---- ENTRIES SHOWN
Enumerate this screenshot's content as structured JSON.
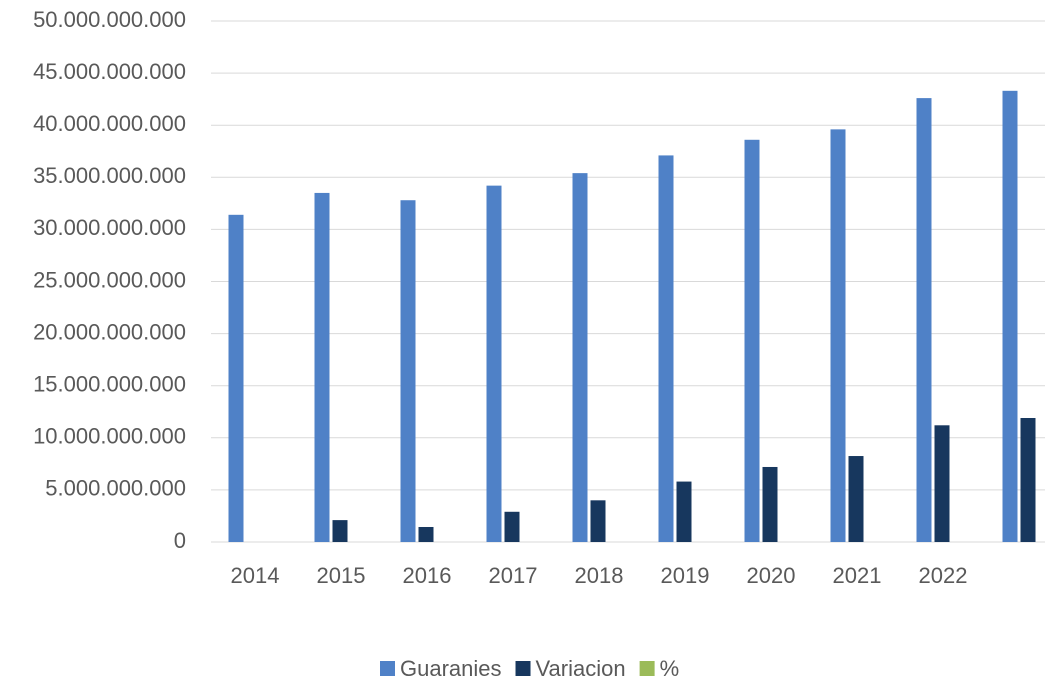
{
  "chart_data": {
    "type": "bar",
    "categories": [
      "2014",
      "2015",
      "2016",
      "2017",
      "2018",
      "2019",
      "2020",
      "2021",
      "2022",
      null
    ],
    "series": [
      {
        "name": "Guaranies",
        "color": "#4f81c7",
        "values": [
          31400000000,
          33500000000,
          32800000000,
          34200000000,
          35400000000,
          37100000000,
          38600000000,
          39600000000,
          42600000000,
          43300000000
        ]
      },
      {
        "name": "Variacion",
        "color": "#17375e",
        "values": [
          null,
          2100000000,
          1440000000,
          2900000000,
          4000000000,
          5800000000,
          7200000000,
          8250000000,
          11200000000,
          11900000000
        ]
      },
      {
        "name": "%",
        "color": "#9bbb59",
        "values": [
          null,
          null,
          null,
          null,
          null,
          null,
          null,
          null,
          null,
          null
        ]
      }
    ],
    "ylim": [
      0,
      50000000000
    ],
    "yticks": [
      0,
      {
        "value": 5000000000,
        "label": "5.000.000.000"
      },
      {
        "value": 10000000000,
        "label": "10.000.000.000"
      },
      {
        "value": 15000000000,
        "label": "15.000.000.000"
      },
      {
        "value": 20000000000,
        "label": "20.000.000.000"
      },
      {
        "value": 25000000000,
        "label": "25.000.000.000"
      },
      {
        "value": 30000000000,
        "label": "30.000.000.000"
      },
      {
        "value": 35000000000,
        "label": "35.000.000.000"
      },
      {
        "value": 40000000000,
        "label": "40.000.000.000"
      },
      {
        "value": 45000000000,
        "label": "45.000.000.000"
      },
      {
        "value": 50000000000,
        "label": "50.000.000.000"
      }
    ],
    "grid": true,
    "legend": "bottom"
  }
}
--------
WHAT IS BEING ASKED
Every line of the listing that holds "name" should be found and copied.

RESULT OF THIS TASK
        "name": "Guaranies",
        "name": "Variacion",
        "name": "%",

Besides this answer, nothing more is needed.